All of the material below is to be repeated exactly.

++++ Provided information

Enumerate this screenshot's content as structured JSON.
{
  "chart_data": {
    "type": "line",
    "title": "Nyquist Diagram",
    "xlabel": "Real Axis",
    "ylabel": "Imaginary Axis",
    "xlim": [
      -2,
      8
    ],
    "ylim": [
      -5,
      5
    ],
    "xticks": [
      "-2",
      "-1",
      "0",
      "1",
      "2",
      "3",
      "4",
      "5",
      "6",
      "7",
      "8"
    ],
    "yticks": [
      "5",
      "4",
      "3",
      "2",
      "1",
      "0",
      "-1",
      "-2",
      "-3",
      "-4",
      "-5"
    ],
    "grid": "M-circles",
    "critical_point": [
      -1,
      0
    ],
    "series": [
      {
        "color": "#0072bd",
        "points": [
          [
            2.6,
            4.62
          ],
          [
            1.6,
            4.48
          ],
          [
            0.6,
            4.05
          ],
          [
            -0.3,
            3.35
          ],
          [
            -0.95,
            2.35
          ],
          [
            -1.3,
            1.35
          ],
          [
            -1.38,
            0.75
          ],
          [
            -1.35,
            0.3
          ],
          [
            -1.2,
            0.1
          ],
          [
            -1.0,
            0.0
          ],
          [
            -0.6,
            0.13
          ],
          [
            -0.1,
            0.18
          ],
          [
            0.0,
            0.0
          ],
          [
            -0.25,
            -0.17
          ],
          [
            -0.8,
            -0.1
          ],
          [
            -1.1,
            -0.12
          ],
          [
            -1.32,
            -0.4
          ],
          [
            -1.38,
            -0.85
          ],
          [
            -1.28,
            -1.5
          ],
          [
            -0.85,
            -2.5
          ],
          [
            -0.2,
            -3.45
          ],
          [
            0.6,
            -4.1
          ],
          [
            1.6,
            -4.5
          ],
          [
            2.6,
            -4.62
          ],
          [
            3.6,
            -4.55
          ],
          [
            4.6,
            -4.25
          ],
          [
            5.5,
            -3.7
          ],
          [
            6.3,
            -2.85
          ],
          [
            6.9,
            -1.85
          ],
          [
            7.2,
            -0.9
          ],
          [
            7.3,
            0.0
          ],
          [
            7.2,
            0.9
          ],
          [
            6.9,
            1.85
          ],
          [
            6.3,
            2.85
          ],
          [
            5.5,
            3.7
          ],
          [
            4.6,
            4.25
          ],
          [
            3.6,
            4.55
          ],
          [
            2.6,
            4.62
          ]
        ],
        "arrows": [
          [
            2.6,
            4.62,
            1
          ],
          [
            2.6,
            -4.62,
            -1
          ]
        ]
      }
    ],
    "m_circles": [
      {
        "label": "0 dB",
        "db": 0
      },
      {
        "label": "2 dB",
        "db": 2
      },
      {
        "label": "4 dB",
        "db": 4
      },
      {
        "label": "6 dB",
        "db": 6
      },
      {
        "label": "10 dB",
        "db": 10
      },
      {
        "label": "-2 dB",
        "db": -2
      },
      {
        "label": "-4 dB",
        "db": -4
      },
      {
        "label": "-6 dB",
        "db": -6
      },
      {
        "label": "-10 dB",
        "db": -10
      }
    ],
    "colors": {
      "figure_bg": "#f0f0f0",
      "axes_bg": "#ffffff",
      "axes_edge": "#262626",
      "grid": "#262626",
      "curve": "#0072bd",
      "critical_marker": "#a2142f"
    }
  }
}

++++++++

§ Exercise solution:
Enumerate this screenshot's content as structured JSON.
{
  "chart_data": {
    "type": "line",
    "title": "Nyquist Diagram",
    "xlabel": "Real Axis",
    "ylabel": "Imaginary Axis",
    "xlim": [
      -2,
      8
    ],
    "ylim": [
      -5,
      5
    ],
    "xticks": [
      "-2",
      "-1",
      "0",
      "1",
      "2",
      "3",
      "4",
      "5",
      "6",
      "7",
      "8"
    ],
    "yticks": [
      "5",
      "4",
      "3",
      "2",
      "1",
      "0",
      "-1",
      "-2",
      "-3",
      "-4",
      "-5"
    ],
    "grid": "M-circles",
    "critical_point": [
      -1,
      0
    ],
    "series": [
      {
        "color": "#0072bd",
        "points": [
          [
            2.6,
            4.62
          ],
          [
            1.6,
            4.48
          ],
          [
            0.6,
            4.05
          ],
          [
            -0.3,
            3.35
          ],
          [
            -0.95,
            2.35
          ],
          [
            -1.3,
            1.35
          ],
          [
            -1.38,
            0.75
          ],
          [
            -1.35,
            0.3
          ],
          [
            -1.2,
            0.1
          ],
          [
            -1.0,
            0.0
          ],
          [
            -0.6,
            0.13
          ],
          [
            -0.1,
            0.18
          ],
          [
            0.0,
            0.0
          ],
          [
            -0.25,
            -0.17
          ],
          [
            -0.8,
            -0.1
          ],
          [
            -1.1,
            -0.12
          ],
          [
            -1.32,
            -0.4
          ],
          [
            -1.38,
            -0.85
          ],
          [
            -1.28,
            -1.5
          ],
          [
            -0.85,
            -2.5
          ],
          [
            -0.2,
            -3.45
          ],
          [
            0.6,
            -4.1
          ],
          [
            1.6,
            -4.5
          ],
          [
            2.6,
            -4.62
          ],
          [
            3.6,
            -4.55
          ],
          [
            4.6,
            -4.25
          ],
          [
            5.5,
            -3.7
          ],
          [
            6.3,
            -2.85
          ],
          [
            6.9,
            -1.85
          ],
          [
            7.2,
            -0.9
          ],
          [
            7.3,
            0.0
          ],
          [
            7.2,
            0.9
          ],
          [
            6.9,
            1.85
          ],
          [
            6.3,
            2.85
          ],
          [
            5.5,
            3.7
          ],
          [
            4.6,
            4.25
          ],
          [
            3.6,
            4.55
          ],
          [
            2.6,
            4.62
          ]
        ],
        "arrows": [
          [
            2.6,
            4.62,
            1
          ],
          [
            2.6,
            -4.62,
            -1
          ]
        ]
      }
    ],
    "m_circles": [
      {
        "label": "0 dB",
        "db": 0
      },
      {
        "label": "2 dB",
        "db": 2
      },
      {
        "label": "4 dB",
        "db": 4
      },
      {
        "label": "6 dB",
        "db": 6
      },
      {
        "label": "10 dB",
        "db": 10
      },
      {
        "label": "-2 dB",
        "db": -2
      },
      {
        "label": "-4 dB",
        "db": -4
      },
      {
        "label": "-6 dB",
        "db": -6
      },
      {
        "label": "-10 dB",
        "db": -10
      }
    ],
    "colors": {
      "figure_bg": "#f0f0f0",
      "axes_bg": "#ffffff",
      "axes_edge": "#262626",
      "grid": "#262626",
      "curve": "#0072bd",
      "critical_marker": "#a2142f"
    }
  }
}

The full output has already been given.